Stored items:
+++++

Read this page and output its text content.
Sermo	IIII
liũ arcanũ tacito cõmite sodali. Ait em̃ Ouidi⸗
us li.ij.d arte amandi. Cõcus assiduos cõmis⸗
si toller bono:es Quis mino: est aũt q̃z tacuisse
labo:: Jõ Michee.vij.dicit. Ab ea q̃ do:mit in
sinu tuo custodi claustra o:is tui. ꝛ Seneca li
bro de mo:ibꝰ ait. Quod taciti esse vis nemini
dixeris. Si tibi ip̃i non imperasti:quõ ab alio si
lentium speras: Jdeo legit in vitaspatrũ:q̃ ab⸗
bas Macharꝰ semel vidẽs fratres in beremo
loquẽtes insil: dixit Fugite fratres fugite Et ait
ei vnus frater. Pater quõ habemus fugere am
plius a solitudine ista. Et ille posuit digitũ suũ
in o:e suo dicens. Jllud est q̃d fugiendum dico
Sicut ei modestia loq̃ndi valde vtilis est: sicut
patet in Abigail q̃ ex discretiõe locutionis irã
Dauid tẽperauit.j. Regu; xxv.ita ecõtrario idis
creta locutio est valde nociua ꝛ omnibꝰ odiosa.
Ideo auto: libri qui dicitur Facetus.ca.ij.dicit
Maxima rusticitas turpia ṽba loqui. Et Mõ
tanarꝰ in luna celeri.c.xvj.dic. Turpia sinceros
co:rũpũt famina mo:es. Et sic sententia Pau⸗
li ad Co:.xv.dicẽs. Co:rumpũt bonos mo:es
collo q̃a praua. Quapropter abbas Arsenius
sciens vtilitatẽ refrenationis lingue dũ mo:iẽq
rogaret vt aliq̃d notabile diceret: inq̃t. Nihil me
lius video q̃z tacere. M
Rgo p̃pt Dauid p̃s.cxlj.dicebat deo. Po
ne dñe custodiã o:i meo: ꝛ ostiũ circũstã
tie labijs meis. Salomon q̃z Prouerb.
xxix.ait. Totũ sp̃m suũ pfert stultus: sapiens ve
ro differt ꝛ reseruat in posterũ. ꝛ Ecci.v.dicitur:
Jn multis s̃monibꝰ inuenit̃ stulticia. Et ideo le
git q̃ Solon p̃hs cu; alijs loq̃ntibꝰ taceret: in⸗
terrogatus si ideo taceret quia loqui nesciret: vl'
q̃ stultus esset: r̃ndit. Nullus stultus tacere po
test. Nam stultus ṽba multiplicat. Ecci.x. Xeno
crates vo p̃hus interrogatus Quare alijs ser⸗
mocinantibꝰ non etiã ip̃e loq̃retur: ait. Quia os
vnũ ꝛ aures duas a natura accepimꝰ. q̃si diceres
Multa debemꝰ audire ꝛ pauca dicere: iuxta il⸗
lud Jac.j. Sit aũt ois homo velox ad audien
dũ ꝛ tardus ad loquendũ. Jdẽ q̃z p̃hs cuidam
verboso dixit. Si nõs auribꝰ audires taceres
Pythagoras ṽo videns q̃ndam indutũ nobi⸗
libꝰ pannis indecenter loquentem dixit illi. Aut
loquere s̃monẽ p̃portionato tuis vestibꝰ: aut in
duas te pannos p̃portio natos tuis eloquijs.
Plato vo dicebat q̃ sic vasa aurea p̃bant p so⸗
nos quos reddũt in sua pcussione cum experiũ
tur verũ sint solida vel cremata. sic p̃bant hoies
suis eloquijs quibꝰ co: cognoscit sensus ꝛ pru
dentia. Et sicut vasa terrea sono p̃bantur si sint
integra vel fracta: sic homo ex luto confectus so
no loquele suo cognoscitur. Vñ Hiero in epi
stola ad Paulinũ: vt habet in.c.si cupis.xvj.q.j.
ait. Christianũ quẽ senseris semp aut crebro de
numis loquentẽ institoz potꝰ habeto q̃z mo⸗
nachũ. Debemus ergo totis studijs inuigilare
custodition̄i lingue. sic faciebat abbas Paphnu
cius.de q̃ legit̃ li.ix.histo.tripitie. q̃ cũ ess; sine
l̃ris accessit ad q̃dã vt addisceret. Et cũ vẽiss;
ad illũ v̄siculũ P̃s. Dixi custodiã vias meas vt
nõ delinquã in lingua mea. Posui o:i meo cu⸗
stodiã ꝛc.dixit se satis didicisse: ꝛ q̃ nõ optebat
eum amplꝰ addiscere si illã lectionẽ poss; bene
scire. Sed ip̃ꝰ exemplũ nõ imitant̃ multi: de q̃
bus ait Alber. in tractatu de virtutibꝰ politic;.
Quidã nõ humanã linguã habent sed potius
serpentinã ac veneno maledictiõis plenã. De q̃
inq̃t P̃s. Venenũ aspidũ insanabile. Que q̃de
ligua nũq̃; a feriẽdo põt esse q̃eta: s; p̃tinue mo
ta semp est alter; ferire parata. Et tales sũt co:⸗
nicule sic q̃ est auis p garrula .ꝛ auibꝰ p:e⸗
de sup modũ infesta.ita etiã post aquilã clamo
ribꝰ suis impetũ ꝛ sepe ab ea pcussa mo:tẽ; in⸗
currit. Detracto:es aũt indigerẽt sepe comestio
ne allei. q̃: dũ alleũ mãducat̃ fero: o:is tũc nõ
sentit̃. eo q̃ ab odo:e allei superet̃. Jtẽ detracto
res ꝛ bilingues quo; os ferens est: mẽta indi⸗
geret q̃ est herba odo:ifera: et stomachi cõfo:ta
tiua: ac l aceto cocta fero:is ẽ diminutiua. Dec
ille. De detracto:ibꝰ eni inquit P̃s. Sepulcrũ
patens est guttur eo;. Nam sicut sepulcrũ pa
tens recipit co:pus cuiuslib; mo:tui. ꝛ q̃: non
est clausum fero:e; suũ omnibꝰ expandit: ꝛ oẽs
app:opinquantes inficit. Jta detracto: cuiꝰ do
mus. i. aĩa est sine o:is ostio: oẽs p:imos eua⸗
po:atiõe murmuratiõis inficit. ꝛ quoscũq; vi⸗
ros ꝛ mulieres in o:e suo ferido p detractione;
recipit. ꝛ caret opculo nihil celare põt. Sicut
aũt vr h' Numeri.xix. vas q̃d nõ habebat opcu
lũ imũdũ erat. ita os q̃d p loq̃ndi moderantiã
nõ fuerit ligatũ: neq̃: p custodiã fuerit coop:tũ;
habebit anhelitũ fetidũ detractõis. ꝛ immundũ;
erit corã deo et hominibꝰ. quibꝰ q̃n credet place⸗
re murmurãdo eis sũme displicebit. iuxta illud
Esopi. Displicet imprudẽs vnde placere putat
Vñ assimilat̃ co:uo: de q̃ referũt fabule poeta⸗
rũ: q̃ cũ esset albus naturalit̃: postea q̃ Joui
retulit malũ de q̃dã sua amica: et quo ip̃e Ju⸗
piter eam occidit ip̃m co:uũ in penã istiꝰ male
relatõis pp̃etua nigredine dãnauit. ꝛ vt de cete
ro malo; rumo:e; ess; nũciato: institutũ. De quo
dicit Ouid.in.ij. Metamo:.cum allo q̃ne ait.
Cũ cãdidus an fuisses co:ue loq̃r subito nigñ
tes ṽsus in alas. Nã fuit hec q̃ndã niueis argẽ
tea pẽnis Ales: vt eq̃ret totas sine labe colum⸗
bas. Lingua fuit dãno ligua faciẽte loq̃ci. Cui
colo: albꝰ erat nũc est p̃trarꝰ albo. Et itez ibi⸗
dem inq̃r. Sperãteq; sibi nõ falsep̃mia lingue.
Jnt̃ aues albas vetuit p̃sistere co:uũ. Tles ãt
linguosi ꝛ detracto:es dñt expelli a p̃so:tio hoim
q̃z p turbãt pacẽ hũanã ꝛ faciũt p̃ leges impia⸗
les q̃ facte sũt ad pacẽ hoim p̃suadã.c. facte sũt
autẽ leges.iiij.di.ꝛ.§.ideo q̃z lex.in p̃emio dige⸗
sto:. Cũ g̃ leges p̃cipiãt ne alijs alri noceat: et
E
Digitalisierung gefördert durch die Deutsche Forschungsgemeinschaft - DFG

+++++

**WRITTEN REQUEST**
Whichever lines contain the string "legit", select and copy them.

**TASK OUTPUT**
lentium speras: Jdeo legit in vitaspatrũ:q̃ ab⸗
cius.de q̃ legit̃ li.ix.histo.tripitie. q̃ cũ ess; sine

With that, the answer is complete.